● **Written request**
Without the images, output each record below as it stands.

-- Start Stored rows --

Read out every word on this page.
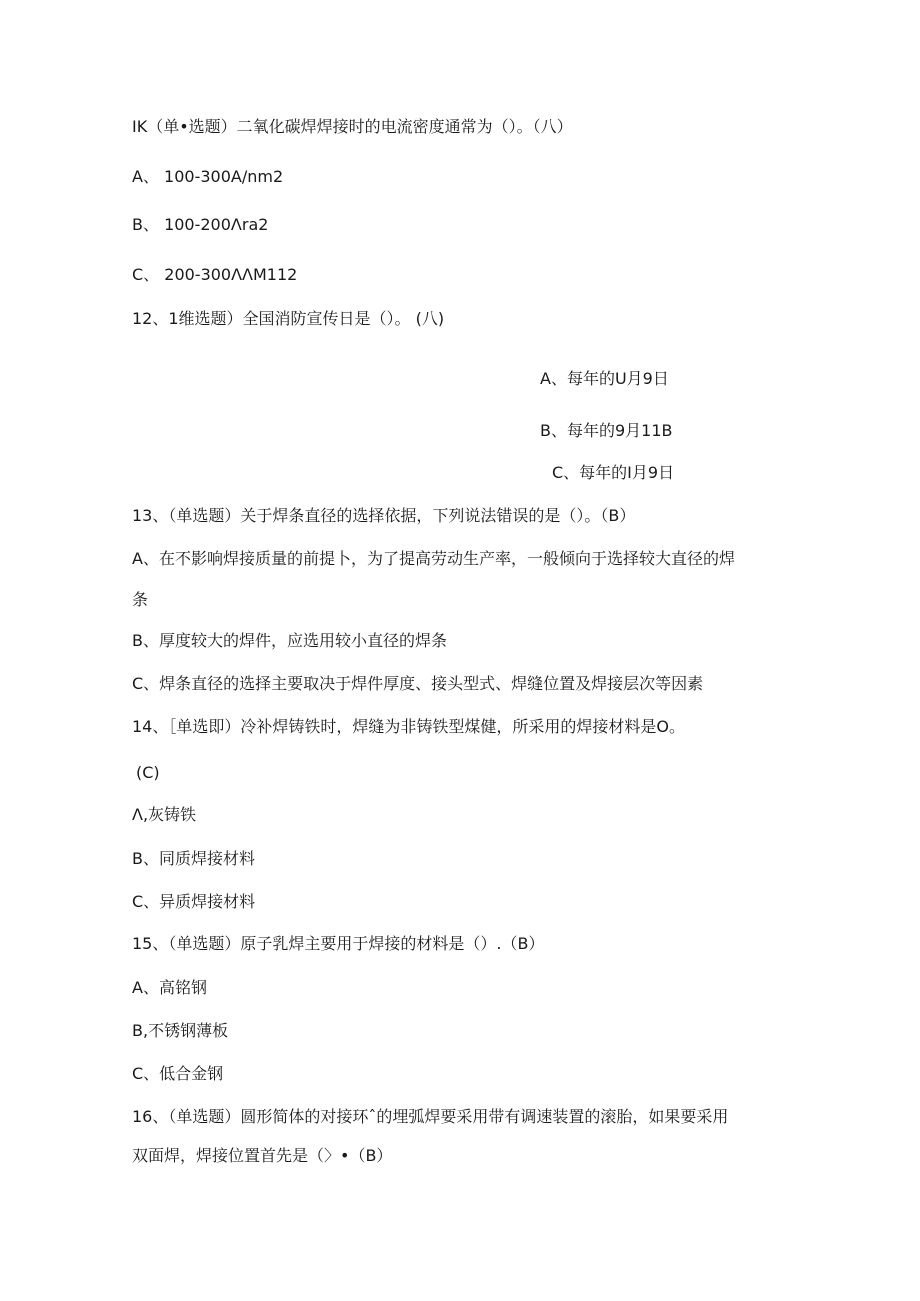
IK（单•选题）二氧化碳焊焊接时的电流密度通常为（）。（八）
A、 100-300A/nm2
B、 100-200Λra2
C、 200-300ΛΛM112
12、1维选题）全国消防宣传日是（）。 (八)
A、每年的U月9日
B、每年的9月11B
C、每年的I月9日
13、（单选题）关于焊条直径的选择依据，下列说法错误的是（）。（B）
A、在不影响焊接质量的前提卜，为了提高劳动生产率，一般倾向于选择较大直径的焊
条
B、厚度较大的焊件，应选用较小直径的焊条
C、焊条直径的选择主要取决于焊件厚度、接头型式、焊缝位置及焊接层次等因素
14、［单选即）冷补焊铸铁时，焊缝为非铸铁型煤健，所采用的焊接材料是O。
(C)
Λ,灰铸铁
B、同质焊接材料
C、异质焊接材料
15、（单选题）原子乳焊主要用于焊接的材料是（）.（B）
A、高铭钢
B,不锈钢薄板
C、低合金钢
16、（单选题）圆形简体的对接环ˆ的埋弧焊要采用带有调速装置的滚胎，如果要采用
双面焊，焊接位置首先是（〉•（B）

-- End Stored rows --

● **Answer to the exercise**
Read out every word on this page.
IK（单•选题）二氧化碳焊焊接时的电流密度通常为（）。（八）
A、 100-300A/nm2
B、 100-200Λra2
C、 200-300ΛΛM112
12、1维选题）全国消防宣传日是（）。 (八)
A、每年的U月9日
B、每年的9月11B
C、每年的I月9日
13、（单选题）关于焊条直径的选择依据，下列说法错误的是（）。（B）
A、在不影响焊接质量的前提卜，为了提高劳动生产率，一般倾向于选择较大直径的焊
条
B、厚度较大的焊件，应选用较小直径的焊条
C、焊条直径的选择主要取决于焊件厚度、接头型式、焊缝位置及焊接层次等因素
14、［单选即）冷补焊铸铁时，焊缝为非铸铁型煤健，所采用的焊接材料是O。
(C)
Λ,灰铸铁
B、同质焊接材料
C、异质焊接材料
15、（单选题）原子乳焊主要用于焊接的材料是（）.（B）
A、高铭钢
B,不锈钢薄板
C、低合金钢
16、（单选题）圆形简体的对接环ˆ的埋弧焊要采用带有调速装置的滚胎，如果要采用
双面焊，焊接位置首先是（〉•（B）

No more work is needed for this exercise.